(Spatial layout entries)
************
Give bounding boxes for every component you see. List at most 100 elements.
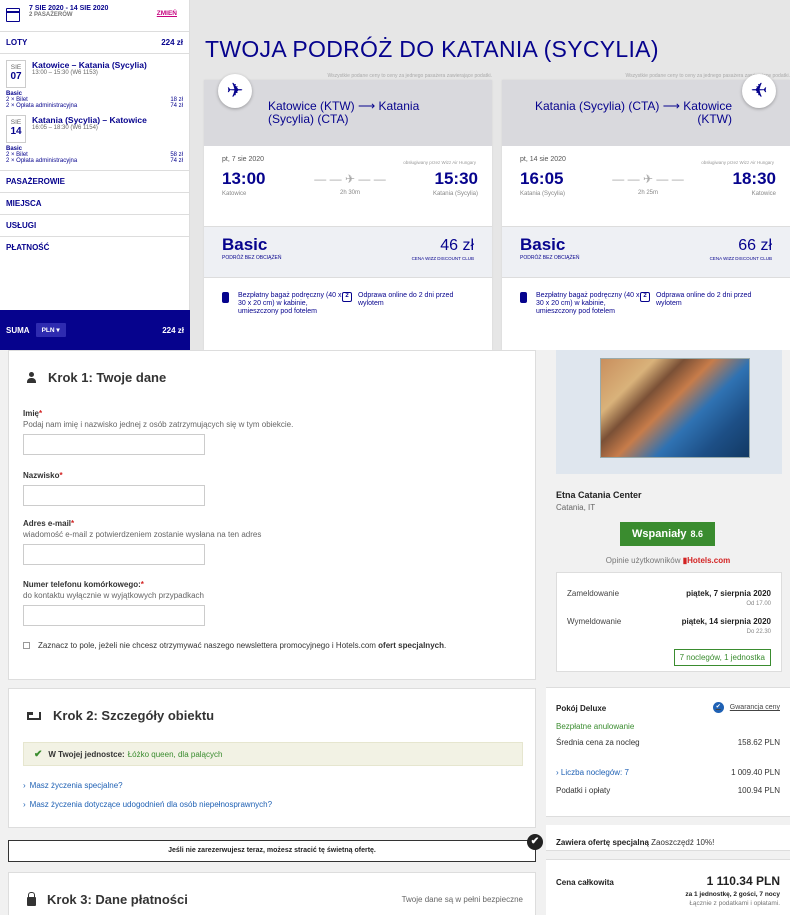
hotels-booking-panel: Krok 1: Twoje dane Imię* Podaj nam imię …: [0, 350, 790, 915]
email-field[interactable]: [23, 544, 205, 565]
section-services[interactable]: USŁUGI: [0, 214, 189, 236]
fare-line-value: 74 zł: [170, 158, 183, 164]
step1-guest-details: Krok 1: Twoje dane Imię* Podaj nam imię …: [8, 350, 536, 680]
required-mark: *: [140, 580, 144, 589]
flight-duration: 2h 25m: [637, 190, 658, 196]
fare-option-basic[interactable]: Basic PODRÓŻ BEZ OBCIĄŻEŃ 66 zł CENA WIZ…: [502, 226, 790, 278]
unit-info-bar: ✔ W Twojej jednostce: Łóżko queen, dla p…: [23, 742, 523, 766]
arrival-time: 15:30: [434, 169, 478, 188]
checkout-label: Wymeldowanie: [567, 617, 622, 626]
last-name-input[interactable]: [23, 485, 205, 506]
urgency-banner: Jeśli nie zarezerwujesz teraz, możesz st…: [8, 834, 543, 862]
phone-group: Numer telefonu komórkowego:* do kontaktu…: [23, 580, 205, 626]
unit-value: Łóżko queen, dla palących: [127, 749, 223, 759]
inbound-time: 16:05 – 18:30 (W6 1154): [32, 125, 98, 131]
outbound-flight[interactable]: SIE 07 Katowice – Katania (Sycylia) 13:0…: [0, 60, 189, 88]
feature-bag: Bezpłatny bagaż podręczny (40 x 30 x 20 …: [536, 292, 640, 315]
nights-count-value: 1 009.40 PLN: [731, 768, 780, 777]
special-requests-text: Masz życzenia specjalne?: [29, 781, 123, 790]
person-icon: [27, 372, 36, 383]
club-label: CENA WIZZ DISCOUNT CLUB: [411, 256, 474, 261]
sum-label: SUMA: [6, 325, 30, 335]
departure-time: 16:05: [520, 169, 564, 188]
flights-total: 224 zł: [161, 38, 183, 47]
price-breakdown: Pokój Deluxe ✔ Gwarancja ceny Bezpłatne a…: [546, 687, 790, 817]
sum-bar: SUMA PLN ▾ 224 zł: [0, 310, 190, 350]
first-name-group: Imię* Podaj nam imię i nazwisko jednej z…: [23, 409, 293, 455]
guarantee-icon: ✔: [712, 702, 724, 713]
checkin-label: Zameldowanie: [567, 589, 620, 598]
avg-price-value: 158.62 PLN: [737, 738, 780, 747]
reviews-brand: Hotels.com: [687, 556, 731, 565]
price-guarantee-link[interactable]: ✔ Gwarancja ceny: [712, 702, 780, 713]
arrival-time: 18:30: [732, 169, 776, 188]
email-label: Adres e-mail: [23, 519, 72, 528]
outbound-date-box: SIE 07: [6, 60, 26, 88]
trip-dates-header: 7 SIE 2020 - 14 SIE 2020 2 PASAŻERÓW ZMI…: [0, 0, 189, 32]
section-payment[interactable]: PŁATNOŚĆ: [0, 236, 189, 258]
lock-icon: [27, 891, 36, 906]
checkout-time: Do 22.30: [746, 629, 771, 635]
outbound-fare: Basic 2 × Bilet 18 zł 2 × Opłata administ…: [0, 91, 189, 109]
check-badge-icon: ✔: [527, 834, 543, 850]
first-name-input[interactable]: [23, 434, 205, 455]
fare-price: 46 zł: [440, 237, 474, 254]
hotel-name: Etna Catania Center: [556, 490, 642, 500]
hotel-location: Catania, IT: [556, 503, 596, 512]
special-requests-link[interactable]: › Masz życzenia specjalne?: [23, 781, 123, 790]
stay-dates-box: Zameldowanie piątek, 7 sierpnia 2020 Od …: [556, 572, 782, 672]
security-note: Twoje dane są w pełni bezpieczne: [401, 895, 523, 904]
check-icon: ✔: [34, 748, 43, 760]
avg-price-label: Średnia cena za nocleg: [556, 738, 640, 747]
accessibility-requests-link[interactable]: › Masz życzenia dotyczące udogodnień dla …: [23, 800, 272, 809]
departure-city: Katowice: [222, 191, 247, 197]
user-reviews: Opinie użytkowników ▮Hotels.com: [546, 556, 790, 565]
fare-line-label: 2 × Opłata administracyjna: [6, 103, 78, 109]
price-note: Wszystkie podane ceny to ceny za jednego…: [327, 73, 492, 79]
nights-units-badge: 7 noclegów, 1 jednostka: [673, 649, 771, 666]
currency-select[interactable]: PLN ▾: [35, 323, 66, 337]
inbound-month: SIE: [10, 119, 22, 126]
offer-rest: Zaoszczędź 10%!: [651, 838, 715, 847]
booking-summary-panel: Etna Catania Center Catania, IT Wspaniał…: [546, 350, 790, 915]
section-passengers[interactable]: PASAŻEROWIE: [0, 170, 189, 192]
last-name-label: Nazwisko: [23, 471, 60, 480]
phone-input[interactable]: [23, 605, 205, 626]
newsletter-end: .: [443, 641, 447, 650]
calendar-icon: [6, 8, 20, 22]
club-label: CENA WIZZ DISCOUNT CLUB: [709, 256, 772, 261]
fare-features: Bezpłatny bagaż podręczny (40 x 30 x 20 …: [502, 278, 790, 316]
bag-icon: [520, 292, 527, 303]
taxes-label: Podatki i opłaty: [556, 786, 611, 795]
newsletter-checkbox[interactable]: [23, 642, 30, 649]
chevron-right-icon: ›: [23, 781, 26, 790]
departure-time: 13:00: [222, 169, 266, 188]
flight-route: Katowice (KTW) ⟶ Katania (Sycylia) (CTA): [268, 99, 420, 126]
inbound-flight[interactable]: SIE 14 Katania (Sycylia) – Katowice 16:0…: [0, 115, 189, 143]
change-button[interactable]: ZMIEŃ: [157, 10, 177, 17]
required-mark: *: [59, 471, 63, 480]
newsletter-option[interactable]: Zaznacz to pole, jeżeli nie chcesz otrzy…: [23, 641, 478, 651]
fare-option-basic[interactable]: Basic PODRÓŻ BEZ OBCIĄŻEŃ 46 zł CENA WIZ…: [204, 226, 492, 278]
newsletter-text: Zaznacz to pole, jeżeli nie chcesz otrzy…: [38, 641, 376, 650]
chevron-down-icon: ▾: [56, 327, 60, 334]
step2-title-row: Krok 2: Szczegóły obiektu: [27, 708, 214, 723]
checkout-date: piątek, 14 sierpnia 2020: [681, 617, 771, 626]
calendar-icon: 2: [342, 292, 352, 302]
fare-line-value: 74 zł: [170, 103, 183, 109]
required-mark: *: [71, 519, 75, 528]
passenger-count: 2 PASAŻERÓW: [29, 12, 73, 18]
fare-name: Basic: [520, 235, 566, 254]
step3-payment-details: Krok 3: Dane płatności Twoje dane są w p…: [8, 872, 536, 915]
offer-bold: Zawiera ofertę specjalną: [556, 838, 649, 847]
urgency-text: Jeśli nie zarezerwujesz teraz, możesz st…: [168, 847, 376, 854]
rating-label: Wspaniały: [632, 528, 687, 540]
arrival-city: Katowice: [751, 191, 776, 197]
unit-label: W Twojej jednostce:: [48, 749, 125, 759]
booking-summary-sidebar: 7 SIE 2020 - 14 SIE 2020 2 PASAŻERÓW ZMI…: [0, 0, 190, 350]
nights-count-text: Liczba noclegów: 7: [560, 768, 629, 777]
required-mark: *: [39, 409, 43, 418]
flight-duration: 2h 30m: [339, 190, 360, 196]
section-seats[interactable]: MIEJSCA: [0, 192, 189, 214]
step3-title-row: Krok 3: Dane płatności: [27, 891, 188, 907]
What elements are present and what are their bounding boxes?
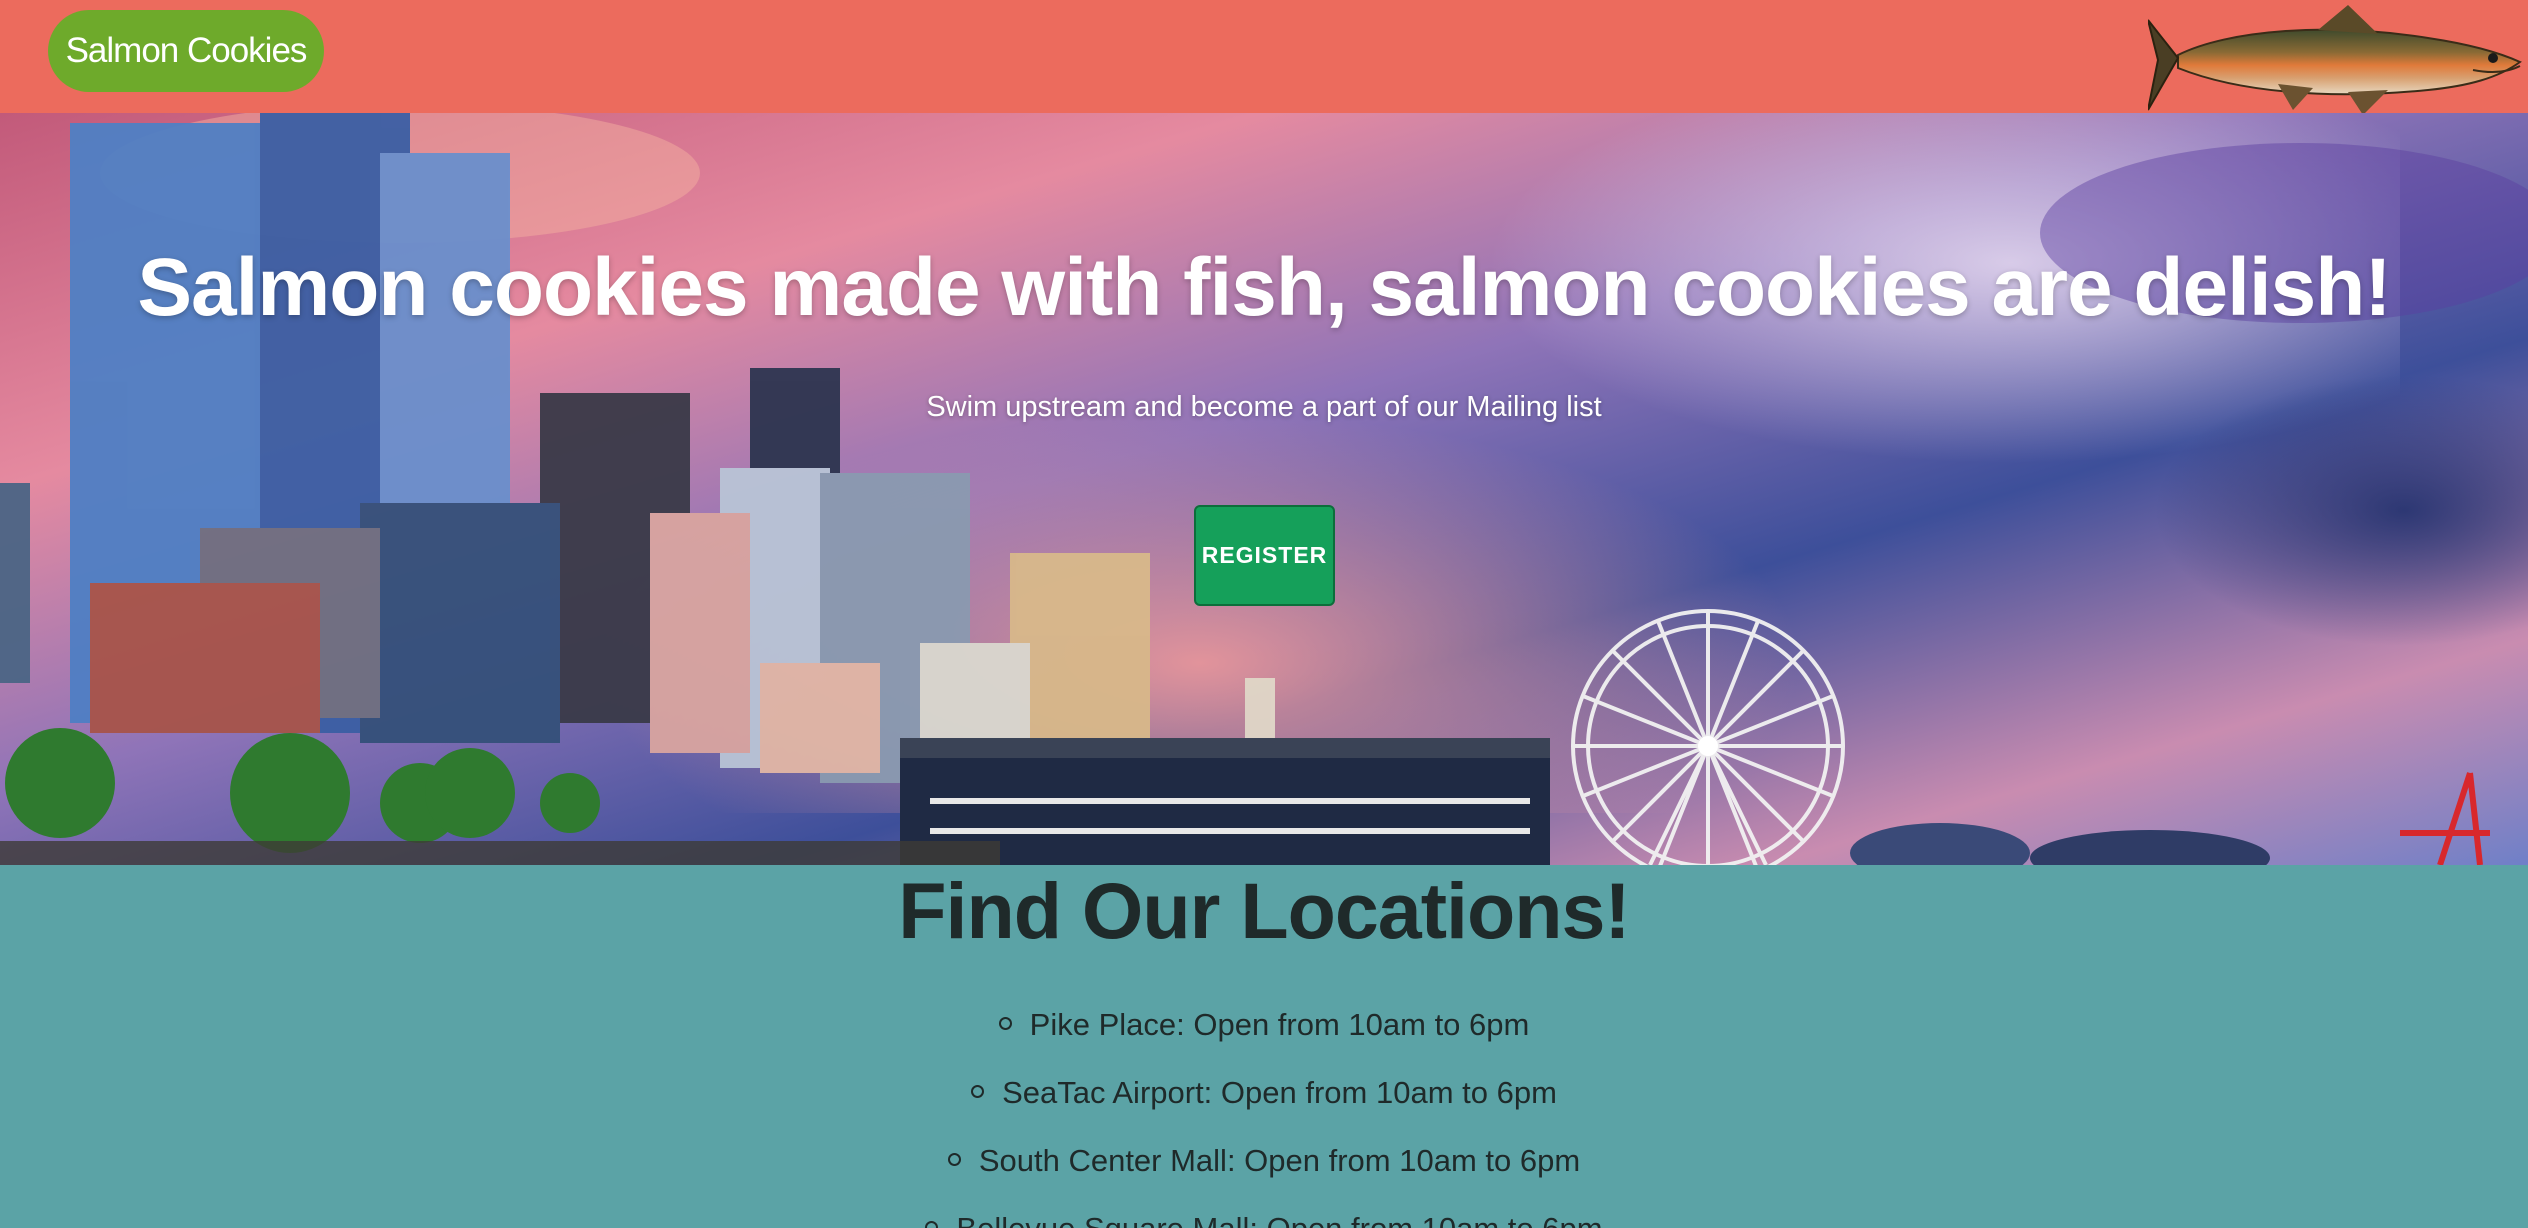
locations-section: Find Our Locations! Pike Place: Open fro… [0, 865, 2528, 1228]
location-item: Pike Place: Open from 10am to 6pm [0, 1007, 2528, 1075]
location-item: South Center Mall: Open from 10am to 6pm [0, 1143, 2528, 1211]
locations-title: Find Our Locations! [898, 866, 1630, 955]
register-button[interactable]: REGISTER [1194, 505, 1335, 606]
hero-section: Salmon cookies made with fish, salmon co… [0, 113, 2528, 865]
location-item: Bellevue Square Mall: Open from 10am to … [0, 1211, 2528, 1228]
locations-list: Pike Place: Open from 10am to 6pm SeaTac… [0, 1007, 2528, 1228]
location-text: South Center Mall: Open from 10am to 6pm [978, 1143, 1581, 1178]
circle-bullet-icon [925, 1221, 939, 1228]
location-text: SeaTac Airport: Open from 10am to 6pm [1002, 1075, 1557, 1110]
circle-bullet-icon [947, 1153, 961, 1167]
circle-bullet-icon [971, 1085, 985, 1099]
location-text: Bellevue Square Mall: Open from 10am to … [956, 1211, 1602, 1228]
hero-title: Salmon cookies made with fish, salmon co… [137, 242, 2391, 333]
salmon-fish-icon [2148, 5, 2522, 115]
top-nav-bar: Salmon Cookies [0, 0, 2528, 115]
brand-home-link[interactable]: Salmon Cookies [48, 10, 324, 92]
location-item: SeaTac Airport: Open from 10am to 6pm [0, 1075, 2528, 1143]
hero-subtitle: Swim upstream and become a part of our M… [926, 391, 1602, 423]
circle-bullet-icon [998, 1017, 1012, 1031]
seattle-skyline-background [0, 113, 2528, 865]
location-text: Pike Place: Open from 10am to 6pm [1029, 1007, 1530, 1042]
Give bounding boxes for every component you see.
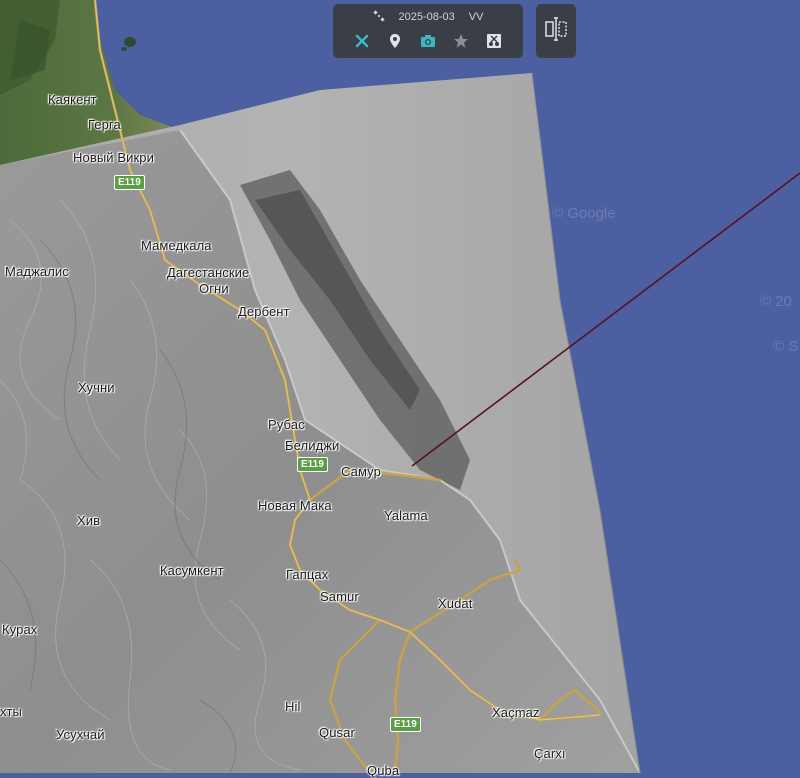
place-label: Дербент bbox=[238, 304, 290, 319]
place-label: Новый Викри bbox=[73, 150, 154, 165]
camera-icon bbox=[420, 33, 436, 54]
road-shield-e119: E119 bbox=[114, 175, 145, 190]
image-toolbar: 2025-08-03 VV bbox=[333, 4, 523, 58]
map-pin-icon bbox=[387, 33, 403, 54]
compare-tool-button[interactable] bbox=[483, 32, 505, 54]
scissors-icon bbox=[486, 33, 502, 54]
place-label: Quba bbox=[367, 763, 400, 778]
satellite-icon bbox=[354, 33, 370, 54]
place-label: Samur bbox=[320, 589, 359, 604]
camera-tool-button[interactable] bbox=[417, 32, 439, 54]
place-label: Гапцах bbox=[286, 567, 329, 582]
place-label: Курах bbox=[2, 622, 38, 637]
pin-tool-button[interactable] bbox=[384, 32, 406, 54]
split-view-button[interactable] bbox=[536, 4, 576, 58]
place-label: Xudat bbox=[438, 596, 473, 611]
place-label: Белиджи bbox=[285, 438, 340, 453]
place-label: Рубас bbox=[268, 417, 305, 432]
place-label: Огни bbox=[199, 281, 229, 296]
island bbox=[124, 37, 136, 47]
acquisition-date: 2025-08-03 bbox=[398, 11, 455, 23]
toolbar-buttons bbox=[333, 30, 523, 56]
place-label: Хив bbox=[77, 513, 101, 528]
place-label: Дагестанские bbox=[167, 265, 250, 280]
place-label: Касумкент bbox=[160, 563, 224, 578]
place-label: Çarxı bbox=[534, 746, 566, 761]
satellite-map[interactable] bbox=[0, 0, 800, 773]
polarization-label: VV bbox=[468, 11, 484, 23]
place-label: хты bbox=[0, 704, 22, 719]
place-label: Qusar bbox=[319, 725, 355, 740]
watermark-partial-1: © 20 bbox=[760, 293, 792, 310]
place-label: Yalama bbox=[384, 508, 428, 523]
favorite-tool-button[interactable] bbox=[450, 32, 472, 54]
watermark-google: © Google bbox=[552, 205, 616, 222]
place-label: Каякент bbox=[48, 92, 97, 107]
satellite-icon bbox=[372, 9, 385, 25]
star-icon bbox=[453, 33, 469, 54]
place-label: Маджалис bbox=[5, 264, 69, 279]
road-shield-e119: E119 bbox=[297, 457, 328, 472]
watermark-partial-2: © S bbox=[773, 338, 799, 355]
satellite-tool-button[interactable] bbox=[351, 32, 373, 54]
split-view-icon bbox=[544, 16, 568, 47]
place-label: Усухчай bbox=[56, 727, 105, 742]
place-label: Герга bbox=[88, 117, 121, 132]
toolbar-info-row: 2025-08-03 VV bbox=[333, 8, 523, 26]
place-label: Новая Мака bbox=[258, 498, 332, 513]
place-label: Xaçmaz bbox=[492, 705, 540, 720]
road-shield-e119: E119 bbox=[390, 717, 421, 732]
place-label: Hil bbox=[285, 699, 301, 714]
place-label: Хучни bbox=[78, 380, 115, 395]
place-label: Самур bbox=[341, 464, 381, 479]
place-label: Мамедкала bbox=[141, 238, 212, 253]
************
Written request
Locate each line in the items above that contains the string "every" and copy those lines out. Treat uppercase and lowercase letters as different.

Task result
Give bounding boxes for every component you see. List at most 100 elements.
Give bounding boxes for every component you see.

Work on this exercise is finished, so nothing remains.